● WHAT THE TASK REQUIRES: Skip the pictures and repeat each line of the data exactly.

● INFORMATION:
--- START ---

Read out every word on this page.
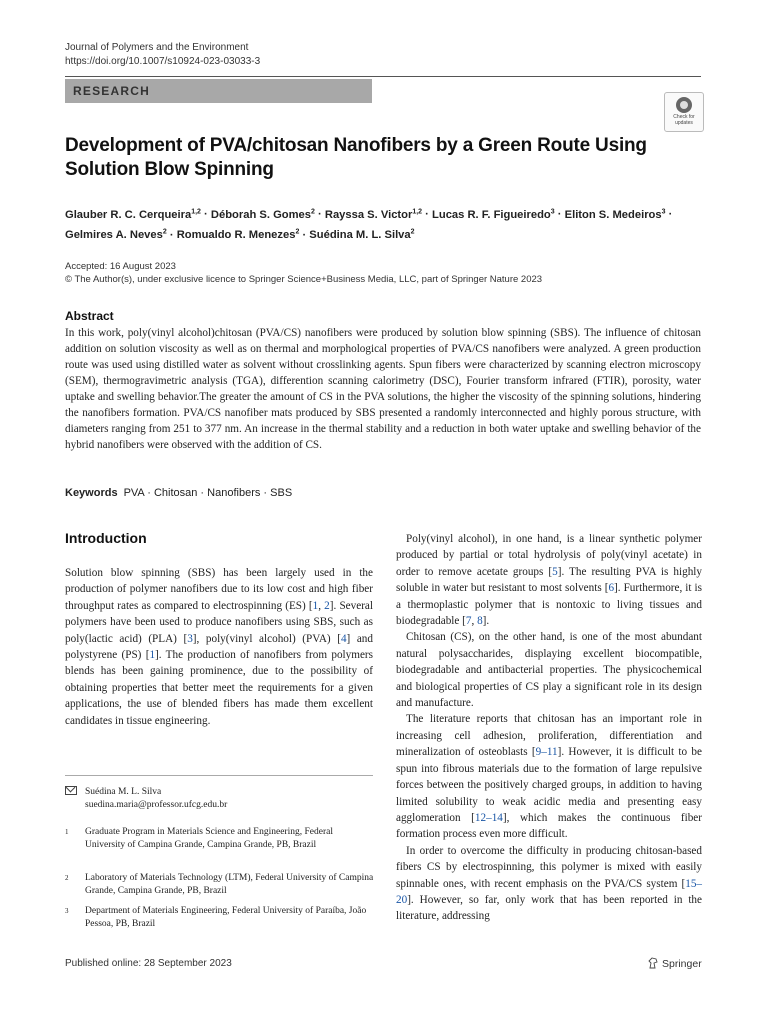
Journal of Polymers and the Environment
https://doi.org/10.1007/s10924-023-03033-3
RESEARCH
Check for updates
Development of PVA/chitosan Nanofibers by a Green Route Using Solution Blow Spinning
Glauber R. C. Cerqueira$^{1,2}$ · Déborah S. Gomes$^2$ · Rayssa S. Victor$^{1,2}$ · Lucas R. F. Figueiredo$^3$ · Eliton S. Medeiros$^3$ ·
Gelmires A. Neves$^2$ · Romualdo R. Menezes$^2$ · Suédina M. L. Silva$^2$
Accepted: 16 August 2023
© The Author(s), under exclusive licence to Springer Science+Business Media, LLC, part of Springer Nature 2023
Abstract
In this work, poly(vinyl alcohol)chitosan (PVA/CS) nanofibers were produced by solution blow spinning (SBS). The influence of chitosan addition on solution viscosity as well as on thermal and morphological properties of PVA/CS nanofibers were analyzed. A green production route was used using distilled water as solvent without crosslinking agents. Spun fibers were characterized by scanning electron microscopy (SEM), thermogravimetric analysis (TGA), differention scanning calorimetry (DSC), Fourier transform infrared (FTIR), porosity, water uptake and swelling behavior.The greater the amount of CS in the PVA solutions, the higher the viscosity of the spinning solutions, hindering the nanofibers formation. PVA/CS nanofiber mats produced by SBS presented a randomly interconnected and highly porous structure, with diameters ranging from 251 to 377 nm. An increase in the thermal stability and a reduction in both water uptake and swelling behavior of the hybrid nanofibers were observed with the addition of CS.
Keywords PVA · Chitosan · Nanofibers · SBS
Introduction

Solution blow spinning (SBS) has been largely used in the production of polymer nanofibers due to its low cost and high fiber throughput rates as compared to electrospinning (ES) [1, 2]. Several polymers have been used to produce nanofibers using SBS, such as poly(lactic acid) (PLA) [3], poly(vinyl alcohol) (PVA) [4] and polystyrene (PS) [1]. The production of nanofibers from polymers blends has been gaining prominence, due to the possibility of obtaining properties that better meet the requirements for a given applications, the use of blended fibers has made them excellent candidates in tissue engineering.

Poly(vinyl alcohol), in one hand, is a linear synthetic polymer produced by partial or total hydrolysis of poly(vinyl acetate) in order to remove acetate groups [5]. The resulting PVA is highly soluble in water but resistant to most solvents [6]. Furthermore, it is a thermoplastic polymer that is nontoxic to living tissues and biodegradable [7, 8].

Chitosan (CS), on the other hand, is one of the most abundant natural polysaccharides, displaying excellent biocompatible, biodegradable and antibacterial properties. The physicochemical and biological properties of CS play a significant role in its design and manufacture.

The literature reports that chitosan has an important role in increasing cell adhesion, proliferation, differentiation and mineralization of osteoblasts [9–11]. However, it is difficult to be spun into fibrous materials due to the formation of large repulsive forces between the positively charged groups, in addition to having limited solubility to weak acidic media and presenting easy agglomeration [12–14], which makes the continuous fiber formation process even more difficult.

In order to overcome the difficulty in producing chitosan-based fibers CS by electrospinning, this polymer is mixed with easily spinnable ones, with recent emphasis on the PVA/CS system [15–20]. However, so far, only work that has been reported in the literature, addressing

Suédina M. L. Silva
suedina.maria@professor.ufcg.edu.br
1	Graduate Program in Materials Science and Engineering, Federal University of Campina Grande, Campina Grande, PB, Brazil
2	Laboratory of Materials Technology (LTM), Federal University of Campina Grande, Campina Grande, PB, Brazil
3	Department of Materials Engineering, Federal University of Paraíba, João Pessoa, PB, Brazil
Published online: 28 September 2023	Springer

--- END ---

● PROBLEM SOLUTION:
Read out every word on this page.
Journal of Polymers and the Environment
https://doi.org/10.1007/s10924-023-03033-3
RESEARCH
Check for updates
Development of PVA/chitosan Nanofibers by a Green Route Using Solution Blow Spinning
Glauber R. C. Cerqueira$^{1,2}$ · Déborah S. Gomes$^2$ · Rayssa S. Victor$^{1,2}$ · Lucas R. F. Figueiredo$^3$ · Eliton S. Medeiros$^3$ ·
Gelmires A. Neves$^2$ · Romualdo R. Menezes$^2$ · Suédina M. L. Silva$^2$
Accepted: 16 August 2023
© The Author(s), under exclusive licence to Springer Science+Business Media, LLC, part of Springer Nature 2023
Abstract
In this work, poly(vinyl alcohol)chitosan (PVA/CS) nanofibers were produced by solution blow spinning (SBS). The influence of chitosan addition on solution viscosity as well as on thermal and morphological properties of PVA/CS nanofibers were analyzed. A green production route was used using distilled water as solvent without crosslinking agents. Spun fibers were characterized by scanning electron microscopy (SEM), thermogravimetric analysis (TGA), differention scanning calorimetry (DSC), Fourier transform infrared (FTIR), porosity, water uptake and swelling behavior.The greater the amount of CS in the PVA solutions, the higher the viscosity of the spinning solutions, hindering the nanofibers formation. PVA/CS nanofiber mats produced by SBS presented a randomly interconnected and highly porous structure, with diameters ranging from 251 to 377 nm. An increase in the thermal stability and a reduction in both water uptake and swelling behavior of the hybrid nanofibers were observed with the addition of CS.
Keywords PVA · Chitosan · Nanofibers · SBS
Introduction

Solution blow spinning (SBS) has been largely used in the production of polymer nanofibers due to its low cost and high fiber throughput rates as compared to electrospinning (ES) [1, 2]. Several polymers have been used to produce nanofibers using SBS, such as poly(lactic acid) (PLA) [3], poly(vinyl alcohol) (PVA) [4] and polystyrene (PS) [1]. The production of nanofibers from polymers blends has been gaining prominence, due to the possibility of obtaining properties that better meet the requirements for a given applications, the use of blended fibers has made them excellent candidates in tissue engineering.

Poly(vinyl alcohol), in one hand, is a linear synthetic polymer produced by partial or total hydrolysis of poly(vinyl acetate) in order to remove acetate groups [5]. The resulting PVA is highly soluble in water but resistant to most solvents [6]. Furthermore, it is a thermoplastic polymer that is nontoxic to living tissues and biodegradable [7, 8].

Chitosan (CS), on the other hand, is one of the most abundant natural polysaccharides, displaying excellent biocompatible, biodegradable and antibacterial properties. The physicochemical and biological properties of CS play a significant role in its design and manufacture.

The literature reports that chitosan has an important role in increasing cell adhesion, proliferation, differentiation and mineralization of osteoblasts [9–11]. However, it is difficult to be spun into fibrous materials due to the formation of large repulsive forces between the positively charged groups, in addition to having limited solubility to weak acidic media and presenting easy agglomeration [12–14], which makes the continuous fiber formation process even more difficult.

In order to overcome the difficulty in producing chitosan-based fibers CS by electrospinning, this polymer is mixed with easily spinnable ones, with recent emphasis on the PVA/CS system [15–20]. However, so far, only work that has been reported in the literature, addressing

Suédina M. L. Silva
suedina.maria@professor.ufcg.edu.br
1	Graduate Program in Materials Science and Engineering, Federal University of Campina Grande, Campina Grande, PB, Brazil
2	Laboratory of Materials Technology (LTM), Federal University of Campina Grande, Campina Grande, PB, Brazil
3	Department of Materials Engineering, Federal University of Paraíba, João Pessoa, PB, Brazil
Published online: 28 September 2023	Springer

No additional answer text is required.